§ **Requirements**:
Go through the entries below and copy each line containing the word "Capital".

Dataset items
* * *
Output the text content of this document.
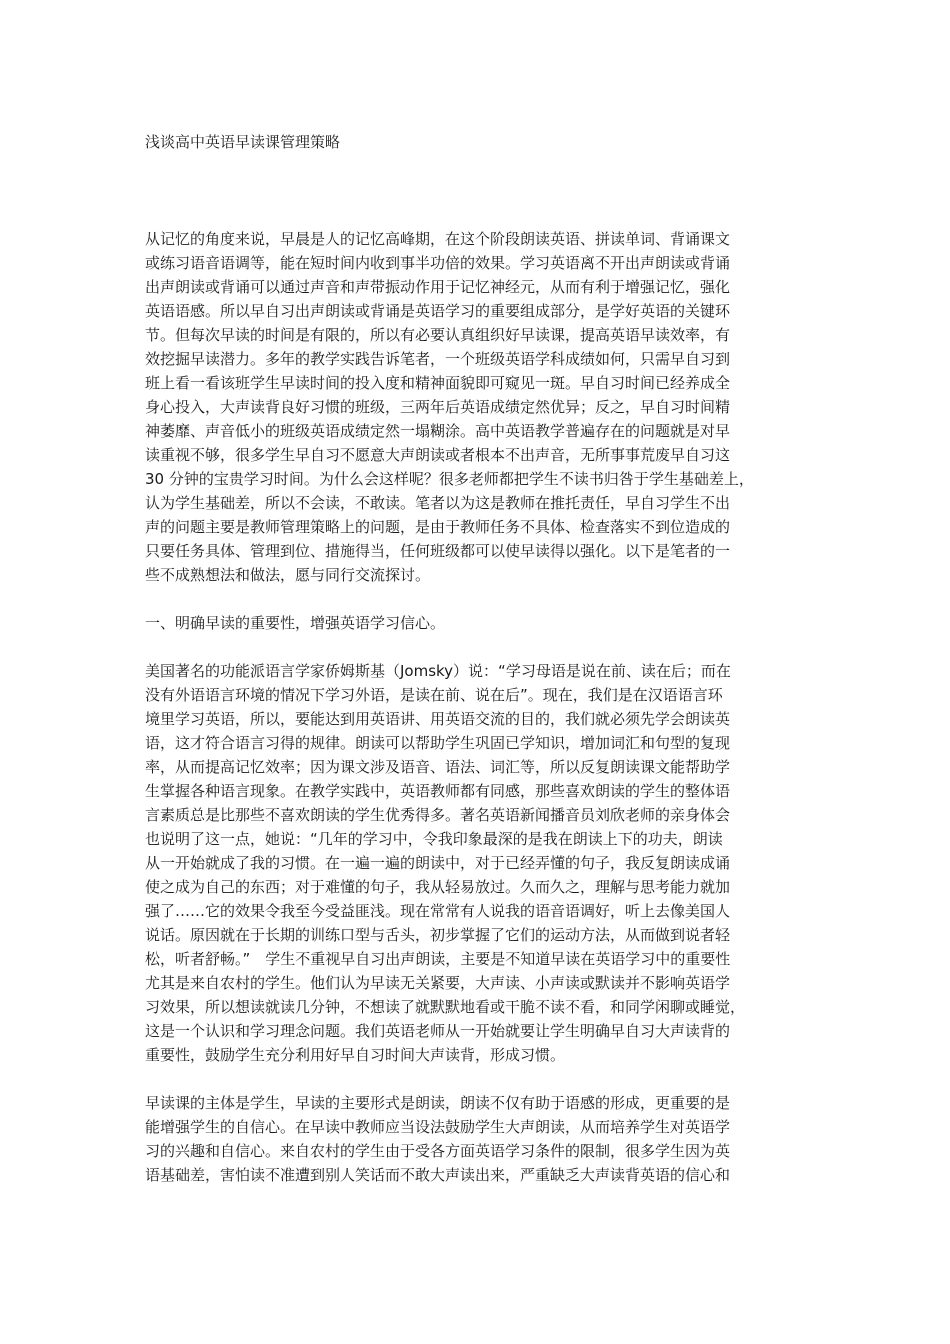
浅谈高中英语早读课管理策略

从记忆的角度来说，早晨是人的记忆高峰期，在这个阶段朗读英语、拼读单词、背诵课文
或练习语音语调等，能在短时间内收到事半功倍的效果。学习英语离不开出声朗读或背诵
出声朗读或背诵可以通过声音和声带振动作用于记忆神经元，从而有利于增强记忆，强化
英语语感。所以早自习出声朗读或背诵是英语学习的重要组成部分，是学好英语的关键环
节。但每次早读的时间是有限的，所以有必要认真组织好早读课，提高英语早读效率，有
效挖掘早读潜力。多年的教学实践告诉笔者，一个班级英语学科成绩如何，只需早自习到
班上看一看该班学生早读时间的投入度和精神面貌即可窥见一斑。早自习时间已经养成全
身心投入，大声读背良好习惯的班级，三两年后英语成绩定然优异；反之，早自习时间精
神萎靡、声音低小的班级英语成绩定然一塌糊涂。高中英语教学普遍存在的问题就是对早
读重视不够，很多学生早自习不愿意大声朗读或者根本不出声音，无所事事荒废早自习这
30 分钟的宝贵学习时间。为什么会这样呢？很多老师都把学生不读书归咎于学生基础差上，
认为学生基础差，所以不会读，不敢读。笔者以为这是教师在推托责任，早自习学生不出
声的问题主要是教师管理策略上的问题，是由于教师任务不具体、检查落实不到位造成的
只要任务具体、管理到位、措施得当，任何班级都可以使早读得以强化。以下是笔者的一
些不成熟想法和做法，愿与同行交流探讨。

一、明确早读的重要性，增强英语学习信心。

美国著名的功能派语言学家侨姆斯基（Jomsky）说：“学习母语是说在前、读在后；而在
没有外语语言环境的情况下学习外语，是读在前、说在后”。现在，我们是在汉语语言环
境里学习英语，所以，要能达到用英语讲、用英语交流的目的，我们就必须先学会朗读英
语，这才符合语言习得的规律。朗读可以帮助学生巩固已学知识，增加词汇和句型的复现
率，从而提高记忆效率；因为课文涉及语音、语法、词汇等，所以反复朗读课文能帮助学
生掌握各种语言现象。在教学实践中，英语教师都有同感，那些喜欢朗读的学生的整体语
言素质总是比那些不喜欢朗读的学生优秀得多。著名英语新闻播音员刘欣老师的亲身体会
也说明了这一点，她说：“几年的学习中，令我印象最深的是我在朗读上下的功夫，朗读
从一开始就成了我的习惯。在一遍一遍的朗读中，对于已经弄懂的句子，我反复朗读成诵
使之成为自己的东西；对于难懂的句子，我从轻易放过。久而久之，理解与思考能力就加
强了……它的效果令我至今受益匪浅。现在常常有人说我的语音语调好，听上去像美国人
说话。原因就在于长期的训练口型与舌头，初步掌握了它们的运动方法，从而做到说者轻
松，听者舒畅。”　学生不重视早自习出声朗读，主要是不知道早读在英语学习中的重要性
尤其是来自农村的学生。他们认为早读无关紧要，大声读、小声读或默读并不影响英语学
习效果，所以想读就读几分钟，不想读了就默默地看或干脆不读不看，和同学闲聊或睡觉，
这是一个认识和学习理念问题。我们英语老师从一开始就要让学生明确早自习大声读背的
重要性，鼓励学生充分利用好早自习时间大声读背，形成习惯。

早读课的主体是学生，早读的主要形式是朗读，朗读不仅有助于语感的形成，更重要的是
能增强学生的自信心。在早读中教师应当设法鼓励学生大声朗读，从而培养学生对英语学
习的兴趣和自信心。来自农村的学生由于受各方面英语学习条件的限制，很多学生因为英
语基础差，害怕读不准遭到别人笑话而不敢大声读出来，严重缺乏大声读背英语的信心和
* * *
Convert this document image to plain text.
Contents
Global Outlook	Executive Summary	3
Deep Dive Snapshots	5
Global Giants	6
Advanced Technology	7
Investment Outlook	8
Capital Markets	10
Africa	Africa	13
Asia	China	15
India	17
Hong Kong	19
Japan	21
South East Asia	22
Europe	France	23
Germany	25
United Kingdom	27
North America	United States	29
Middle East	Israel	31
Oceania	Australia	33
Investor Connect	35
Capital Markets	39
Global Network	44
* * *
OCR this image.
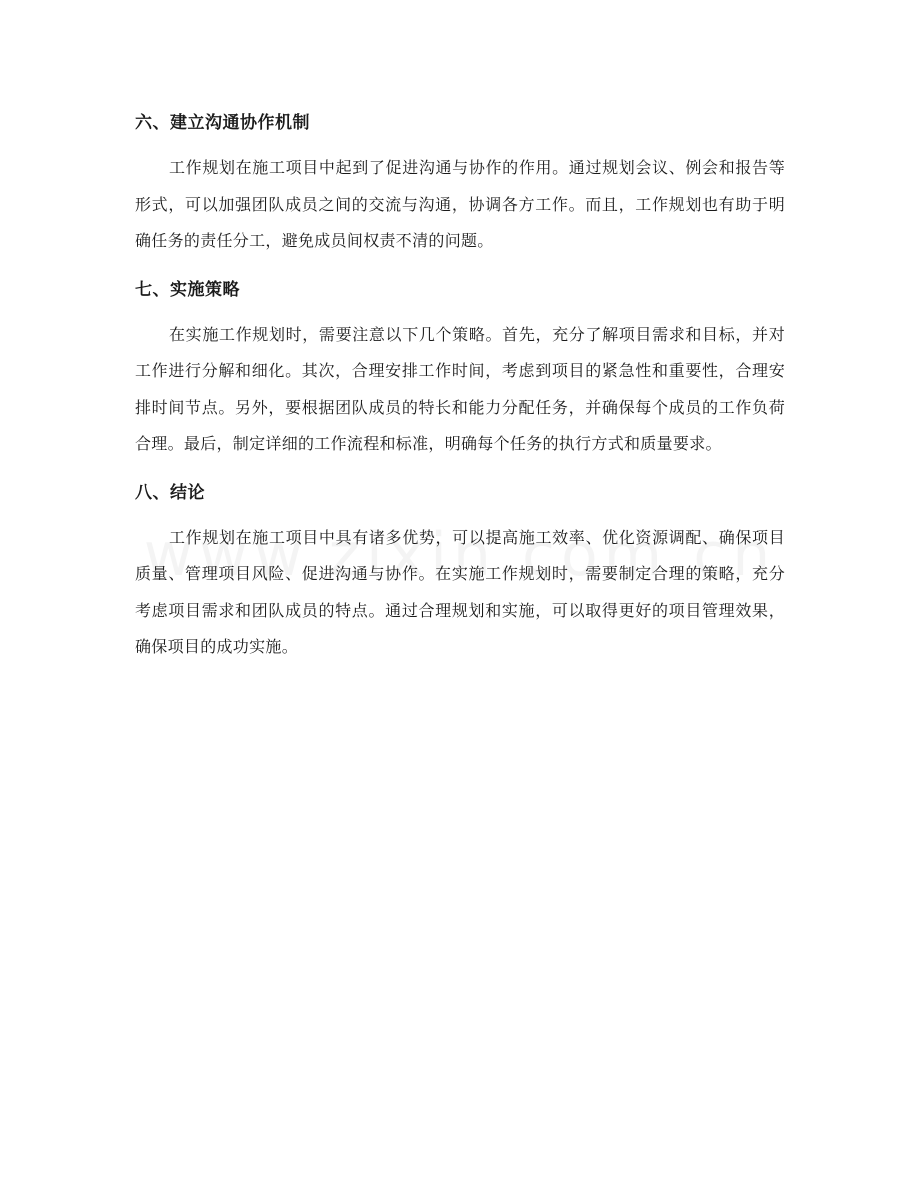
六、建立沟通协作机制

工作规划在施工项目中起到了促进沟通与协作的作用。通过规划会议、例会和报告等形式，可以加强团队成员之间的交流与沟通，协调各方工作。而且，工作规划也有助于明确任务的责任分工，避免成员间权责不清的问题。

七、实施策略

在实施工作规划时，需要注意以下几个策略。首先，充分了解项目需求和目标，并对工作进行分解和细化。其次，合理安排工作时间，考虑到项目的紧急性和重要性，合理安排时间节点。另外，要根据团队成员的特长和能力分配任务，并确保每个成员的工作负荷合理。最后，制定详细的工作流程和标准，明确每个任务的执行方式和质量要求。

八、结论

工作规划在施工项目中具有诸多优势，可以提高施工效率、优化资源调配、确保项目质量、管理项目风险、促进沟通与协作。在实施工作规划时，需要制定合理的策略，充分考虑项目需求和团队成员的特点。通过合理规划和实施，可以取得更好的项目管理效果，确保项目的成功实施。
* * *
§ **Solution below**:
Capital Markets	10
Capital Markets	39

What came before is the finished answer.